-- Start of Supplied entries --

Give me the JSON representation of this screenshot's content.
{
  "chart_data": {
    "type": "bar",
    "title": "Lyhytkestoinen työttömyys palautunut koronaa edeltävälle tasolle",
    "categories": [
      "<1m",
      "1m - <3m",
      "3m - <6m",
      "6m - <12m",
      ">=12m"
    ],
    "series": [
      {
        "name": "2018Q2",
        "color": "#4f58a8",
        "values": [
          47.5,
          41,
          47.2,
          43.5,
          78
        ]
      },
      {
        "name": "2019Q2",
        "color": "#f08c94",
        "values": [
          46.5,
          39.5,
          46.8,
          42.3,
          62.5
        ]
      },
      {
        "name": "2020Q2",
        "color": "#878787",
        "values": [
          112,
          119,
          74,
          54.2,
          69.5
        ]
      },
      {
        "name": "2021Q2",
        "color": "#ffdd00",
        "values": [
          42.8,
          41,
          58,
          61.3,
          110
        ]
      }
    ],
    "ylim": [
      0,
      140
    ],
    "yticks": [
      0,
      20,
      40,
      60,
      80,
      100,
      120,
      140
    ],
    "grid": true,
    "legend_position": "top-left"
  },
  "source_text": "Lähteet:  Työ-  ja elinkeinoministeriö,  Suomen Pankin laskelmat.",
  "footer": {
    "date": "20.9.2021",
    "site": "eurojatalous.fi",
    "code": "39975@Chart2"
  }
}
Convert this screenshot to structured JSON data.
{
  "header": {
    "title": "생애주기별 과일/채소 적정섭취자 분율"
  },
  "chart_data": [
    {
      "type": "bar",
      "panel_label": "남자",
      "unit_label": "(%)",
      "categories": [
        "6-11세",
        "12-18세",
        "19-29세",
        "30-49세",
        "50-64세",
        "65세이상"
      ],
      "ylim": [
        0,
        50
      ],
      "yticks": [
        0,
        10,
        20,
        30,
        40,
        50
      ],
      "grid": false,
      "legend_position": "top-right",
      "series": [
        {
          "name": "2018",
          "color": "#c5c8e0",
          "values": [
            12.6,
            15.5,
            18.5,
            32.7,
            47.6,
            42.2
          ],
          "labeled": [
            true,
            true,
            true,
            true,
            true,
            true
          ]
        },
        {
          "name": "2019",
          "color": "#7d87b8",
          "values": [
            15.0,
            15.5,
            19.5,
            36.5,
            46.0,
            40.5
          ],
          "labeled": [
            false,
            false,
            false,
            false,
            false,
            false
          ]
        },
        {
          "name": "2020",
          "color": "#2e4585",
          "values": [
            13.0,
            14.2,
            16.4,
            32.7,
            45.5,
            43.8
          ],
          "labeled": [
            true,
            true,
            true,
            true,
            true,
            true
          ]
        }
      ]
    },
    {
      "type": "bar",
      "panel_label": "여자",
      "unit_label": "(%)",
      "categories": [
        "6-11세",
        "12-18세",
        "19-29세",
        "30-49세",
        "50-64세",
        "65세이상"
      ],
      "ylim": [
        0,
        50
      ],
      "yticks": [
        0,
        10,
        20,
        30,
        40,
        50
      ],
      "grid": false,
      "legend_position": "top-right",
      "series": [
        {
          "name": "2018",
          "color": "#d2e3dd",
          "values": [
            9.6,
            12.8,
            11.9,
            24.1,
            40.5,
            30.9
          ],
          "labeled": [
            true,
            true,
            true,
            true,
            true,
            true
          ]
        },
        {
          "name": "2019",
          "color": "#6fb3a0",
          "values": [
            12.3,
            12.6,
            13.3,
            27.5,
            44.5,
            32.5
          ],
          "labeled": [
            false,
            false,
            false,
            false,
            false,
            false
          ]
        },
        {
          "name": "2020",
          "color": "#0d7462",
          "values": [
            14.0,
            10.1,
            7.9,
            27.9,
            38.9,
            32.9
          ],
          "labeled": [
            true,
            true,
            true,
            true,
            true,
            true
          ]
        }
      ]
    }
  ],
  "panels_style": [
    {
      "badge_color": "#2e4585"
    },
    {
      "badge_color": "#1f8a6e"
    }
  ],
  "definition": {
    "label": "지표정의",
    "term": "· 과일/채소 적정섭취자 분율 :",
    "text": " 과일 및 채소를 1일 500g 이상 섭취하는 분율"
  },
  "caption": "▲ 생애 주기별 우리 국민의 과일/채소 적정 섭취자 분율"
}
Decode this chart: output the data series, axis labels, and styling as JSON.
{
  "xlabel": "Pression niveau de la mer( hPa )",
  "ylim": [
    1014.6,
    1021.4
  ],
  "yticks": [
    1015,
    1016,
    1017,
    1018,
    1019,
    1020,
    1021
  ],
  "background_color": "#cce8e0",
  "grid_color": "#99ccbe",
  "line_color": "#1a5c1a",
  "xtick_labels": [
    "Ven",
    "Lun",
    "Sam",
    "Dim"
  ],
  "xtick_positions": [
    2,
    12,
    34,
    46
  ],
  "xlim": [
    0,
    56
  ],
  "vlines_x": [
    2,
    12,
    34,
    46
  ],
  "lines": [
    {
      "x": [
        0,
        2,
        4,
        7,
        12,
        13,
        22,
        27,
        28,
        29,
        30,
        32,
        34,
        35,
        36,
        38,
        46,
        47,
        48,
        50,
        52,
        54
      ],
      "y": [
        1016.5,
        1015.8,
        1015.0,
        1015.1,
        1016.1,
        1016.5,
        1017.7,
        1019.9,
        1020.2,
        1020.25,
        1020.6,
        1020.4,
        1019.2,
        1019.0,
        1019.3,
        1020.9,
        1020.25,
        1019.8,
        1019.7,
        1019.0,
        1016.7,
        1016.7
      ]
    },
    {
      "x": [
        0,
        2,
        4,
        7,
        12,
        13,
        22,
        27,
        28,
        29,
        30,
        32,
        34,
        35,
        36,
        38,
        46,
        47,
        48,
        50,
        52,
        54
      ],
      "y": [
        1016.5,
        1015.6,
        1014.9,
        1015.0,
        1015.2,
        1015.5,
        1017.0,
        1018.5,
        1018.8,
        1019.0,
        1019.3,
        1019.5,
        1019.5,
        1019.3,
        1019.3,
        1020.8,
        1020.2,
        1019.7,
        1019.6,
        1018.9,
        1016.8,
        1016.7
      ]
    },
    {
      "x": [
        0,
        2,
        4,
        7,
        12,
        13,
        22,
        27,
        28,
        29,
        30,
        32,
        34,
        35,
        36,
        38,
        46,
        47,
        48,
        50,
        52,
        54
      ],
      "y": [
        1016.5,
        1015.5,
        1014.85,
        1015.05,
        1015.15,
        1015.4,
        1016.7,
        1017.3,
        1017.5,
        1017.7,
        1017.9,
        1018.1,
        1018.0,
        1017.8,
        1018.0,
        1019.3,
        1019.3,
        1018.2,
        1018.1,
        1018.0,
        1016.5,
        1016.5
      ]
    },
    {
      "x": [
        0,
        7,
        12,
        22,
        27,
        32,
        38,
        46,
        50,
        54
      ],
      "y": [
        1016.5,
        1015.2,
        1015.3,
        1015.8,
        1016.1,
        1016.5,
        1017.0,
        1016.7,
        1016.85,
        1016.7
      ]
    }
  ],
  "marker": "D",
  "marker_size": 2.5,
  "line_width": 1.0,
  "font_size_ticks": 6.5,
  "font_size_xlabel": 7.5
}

-- End of Supplied entries --

§ Your instructions
Tally the lines of the preceding listing in which the word "JSON" appears; state nothing but the total.

§ Solved exercise
3